Set problem:
Reproduce all of the data exactly.

Records from a dataset:
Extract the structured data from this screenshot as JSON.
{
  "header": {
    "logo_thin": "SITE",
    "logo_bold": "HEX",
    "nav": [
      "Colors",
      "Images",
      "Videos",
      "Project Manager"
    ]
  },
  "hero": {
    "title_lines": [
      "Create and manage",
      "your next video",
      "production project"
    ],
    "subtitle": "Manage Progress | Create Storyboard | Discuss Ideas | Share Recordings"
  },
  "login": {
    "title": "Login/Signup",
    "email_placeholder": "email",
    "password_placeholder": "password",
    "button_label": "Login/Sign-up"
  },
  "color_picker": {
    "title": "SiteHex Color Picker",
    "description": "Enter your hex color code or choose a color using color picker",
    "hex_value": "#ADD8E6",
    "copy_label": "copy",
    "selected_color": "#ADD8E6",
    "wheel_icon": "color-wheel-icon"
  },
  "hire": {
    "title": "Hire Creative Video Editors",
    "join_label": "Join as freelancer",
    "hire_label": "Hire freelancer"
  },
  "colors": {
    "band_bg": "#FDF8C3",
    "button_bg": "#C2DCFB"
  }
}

Expected output:
Extract the structured data from this screenshot as JSON.
{
  "header": {
    "logo_thin": "SITE",
    "logo_bold": "HEX",
    "nav": [
      "Colors",
      "Images",
      "Videos",
      "Project Manager"
    ]
  },
  "hero": {
    "title_lines": [
      "Create and manage",
      "your next video",
      "production project"
    ],
    "subtitle": "Manage Progress | Create Storyboard | Discuss Ideas | Share Recordings"
  },
  "login": {
    "title": "Login/Signup",
    "email_placeholder": "email",
    "password_placeholder": "password",
    "button_label": "Login/Sign-up"
  },
  "color_picker": {
    "title": "SiteHex Color Picker",
    "description": "Enter your hex color code or choose a color using color picker",
    "hex_value": "#ADD8E6",
    "copy_label": "copy",
    "selected_color": "#ADD8E6",
    "wheel_icon": "color-wheel-icon"
  },
  "hire": {
    "title": "Hire Creative Video Editors",
    "join_label": "Join as freelancer",
    "hire_label": "Hire freelancer"
  },
  "colors": {
    "band_bg": "#FDF8C3",
    "button_bg": "#C2DCFB"
  }
}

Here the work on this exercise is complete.